Dataset entries on figures:
- - -

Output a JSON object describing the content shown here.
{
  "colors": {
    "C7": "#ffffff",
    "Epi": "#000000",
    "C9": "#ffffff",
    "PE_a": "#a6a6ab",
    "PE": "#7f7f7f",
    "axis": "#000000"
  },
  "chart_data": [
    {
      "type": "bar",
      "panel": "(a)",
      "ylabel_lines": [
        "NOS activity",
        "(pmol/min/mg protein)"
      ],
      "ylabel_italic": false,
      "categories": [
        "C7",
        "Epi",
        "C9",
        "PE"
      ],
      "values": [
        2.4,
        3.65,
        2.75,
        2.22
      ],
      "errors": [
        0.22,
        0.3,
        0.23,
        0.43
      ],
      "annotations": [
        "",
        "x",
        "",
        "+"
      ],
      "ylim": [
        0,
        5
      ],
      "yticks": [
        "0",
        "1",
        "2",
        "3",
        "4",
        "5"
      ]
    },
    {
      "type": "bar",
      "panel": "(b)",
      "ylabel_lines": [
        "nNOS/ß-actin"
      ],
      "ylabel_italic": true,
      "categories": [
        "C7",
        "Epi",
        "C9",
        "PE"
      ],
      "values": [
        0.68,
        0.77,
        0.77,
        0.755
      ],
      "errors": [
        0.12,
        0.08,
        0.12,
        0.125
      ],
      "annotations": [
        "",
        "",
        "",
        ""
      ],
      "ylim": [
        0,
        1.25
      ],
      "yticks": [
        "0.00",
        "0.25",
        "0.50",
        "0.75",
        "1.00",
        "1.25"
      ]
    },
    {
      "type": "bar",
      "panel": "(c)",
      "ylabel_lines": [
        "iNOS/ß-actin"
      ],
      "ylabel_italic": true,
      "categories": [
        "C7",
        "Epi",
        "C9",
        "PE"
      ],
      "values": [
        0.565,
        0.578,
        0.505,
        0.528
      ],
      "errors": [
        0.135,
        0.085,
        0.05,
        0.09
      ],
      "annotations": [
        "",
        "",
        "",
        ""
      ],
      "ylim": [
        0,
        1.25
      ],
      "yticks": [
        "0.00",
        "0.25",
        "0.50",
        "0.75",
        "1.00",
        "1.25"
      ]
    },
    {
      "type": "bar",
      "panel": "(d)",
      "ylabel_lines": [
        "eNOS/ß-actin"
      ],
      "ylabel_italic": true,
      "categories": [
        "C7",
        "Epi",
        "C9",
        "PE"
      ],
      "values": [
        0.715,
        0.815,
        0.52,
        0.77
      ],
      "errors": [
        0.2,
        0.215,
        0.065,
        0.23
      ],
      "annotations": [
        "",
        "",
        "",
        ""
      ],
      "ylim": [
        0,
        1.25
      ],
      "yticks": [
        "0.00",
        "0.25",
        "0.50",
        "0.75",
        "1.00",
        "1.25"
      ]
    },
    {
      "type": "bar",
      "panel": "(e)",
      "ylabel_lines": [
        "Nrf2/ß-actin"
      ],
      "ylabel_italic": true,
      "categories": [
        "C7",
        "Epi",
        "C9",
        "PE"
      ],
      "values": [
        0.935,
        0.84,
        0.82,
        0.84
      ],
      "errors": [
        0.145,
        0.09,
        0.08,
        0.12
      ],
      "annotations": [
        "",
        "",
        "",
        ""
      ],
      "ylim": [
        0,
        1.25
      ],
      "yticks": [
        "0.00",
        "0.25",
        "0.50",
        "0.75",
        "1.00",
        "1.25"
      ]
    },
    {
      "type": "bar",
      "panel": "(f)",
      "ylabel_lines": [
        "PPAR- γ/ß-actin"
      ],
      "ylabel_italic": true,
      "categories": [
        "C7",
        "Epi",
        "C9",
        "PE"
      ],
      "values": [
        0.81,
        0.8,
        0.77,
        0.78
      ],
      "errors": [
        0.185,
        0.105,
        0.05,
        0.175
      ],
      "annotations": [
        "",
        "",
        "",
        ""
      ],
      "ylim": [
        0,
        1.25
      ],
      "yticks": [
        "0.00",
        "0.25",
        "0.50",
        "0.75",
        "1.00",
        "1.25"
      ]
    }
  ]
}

- - -

▶ _WHAT THIS TASK INVOLVES_: The response must contain every entry, each one identical to the original.

▶ _ANSWER FOR THE TASK_:
Output a JSON object describing the content shown here.
{
  "colors": {
    "C7": "#ffffff",
    "Epi": "#000000",
    "C9": "#ffffff",
    "PE_a": "#a6a6ab",
    "PE": "#7f7f7f",
    "axis": "#000000"
  },
  "chart_data": [
    {
      "type": "bar",
      "panel": "(a)",
      "ylabel_lines": [
        "NOS activity",
        "(pmol/min/mg protein)"
      ],
      "ylabel_italic": false,
      "categories": [
        "C7",
        "Epi",
        "C9",
        "PE"
      ],
      "values": [
        2.4,
        3.65,
        2.75,
        2.22
      ],
      "errors": [
        0.22,
        0.3,
        0.23,
        0.43
      ],
      "annotations": [
        "",
        "x",
        "",
        "+"
      ],
      "ylim": [
        0,
        5
      ],
      "yticks": [
        "0",
        "1",
        "2",
        "3",
        "4",
        "5"
      ]
    },
    {
      "type": "bar",
      "panel": "(b)",
      "ylabel_lines": [
        "nNOS/ß-actin"
      ],
      "ylabel_italic": true,
      "categories": [
        "C7",
        "Epi",
        "C9",
        "PE"
      ],
      "values": [
        0.68,
        0.77,
        0.77,
        0.755
      ],
      "errors": [
        0.12,
        0.08,
        0.12,
        0.125
      ],
      "annotations": [
        "",
        "",
        "",
        ""
      ],
      "ylim": [
        0,
        1.25
      ],
      "yticks": [
        "0.00",
        "0.25",
        "0.50",
        "0.75",
        "1.00",
        "1.25"
      ]
    },
    {
      "type": "bar",
      "panel": "(c)",
      "ylabel_lines": [
        "iNOS/ß-actin"
      ],
      "ylabel_italic": true,
      "categories": [
        "C7",
        "Epi",
        "C9",
        "PE"
      ],
      "values": [
        0.565,
        0.578,
        0.505,
        0.528
      ],
      "errors": [
        0.135,
        0.085,
        0.05,
        0.09
      ],
      "annotations": [
        "",
        "",
        "",
        ""
      ],
      "ylim": [
        0,
        1.25
      ],
      "yticks": [
        "0.00",
        "0.25",
        "0.50",
        "0.75",
        "1.00",
        "1.25"
      ]
    },
    {
      "type": "bar",
      "panel": "(d)",
      "ylabel_lines": [
        "eNOS/ß-actin"
      ],
      "ylabel_italic": true,
      "categories": [
        "C7",
        "Epi",
        "C9",
        "PE"
      ],
      "values": [
        0.715,
        0.815,
        0.52,
        0.77
      ],
      "errors": [
        0.2,
        0.215,
        0.065,
        0.23
      ],
      "annotations": [
        "",
        "",
        "",
        ""
      ],
      "ylim": [
        0,
        1.25
      ],
      "yticks": [
        "0.00",
        "0.25",
        "0.50",
        "0.75",
        "1.00",
        "1.25"
      ]
    },
    {
      "type": "bar",
      "panel": "(e)",
      "ylabel_lines": [
        "Nrf2/ß-actin"
      ],
      "ylabel_italic": true,
      "categories": [
        "C7",
        "Epi",
        "C9",
        "PE"
      ],
      "values": [
        0.935,
        0.84,
        0.82,
        0.84
      ],
      "errors": [
        0.145,
        0.09,
        0.08,
        0.12
      ],
      "annotations": [
        "",
        "",
        "",
        ""
      ],
      "ylim": [
        0,
        1.25
      ],
      "yticks": [
        "0.00",
        "0.25",
        "0.50",
        "0.75",
        "1.00",
        "1.25"
      ]
    },
    {
      "type": "bar",
      "panel": "(f)",
      "ylabel_lines": [
        "PPAR- γ/ß-actin"
      ],
      "ylabel_italic": true,
      "categories": [
        "C7",
        "Epi",
        "C9",
        "PE"
      ],
      "values": [
        0.81,
        0.8,
        0.77,
        0.78
      ],
      "errors": [
        0.185,
        0.105,
        0.05,
        0.175
      ],
      "annotations": [
        "",
        "",
        "",
        ""
      ],
      "ylim": [
        0,
        1.25
      ],
      "yticks": [
        "0.00",
        "0.25",
        "0.50",
        "0.75",
        "1.00",
        "1.25"
      ]
    }
  ]
}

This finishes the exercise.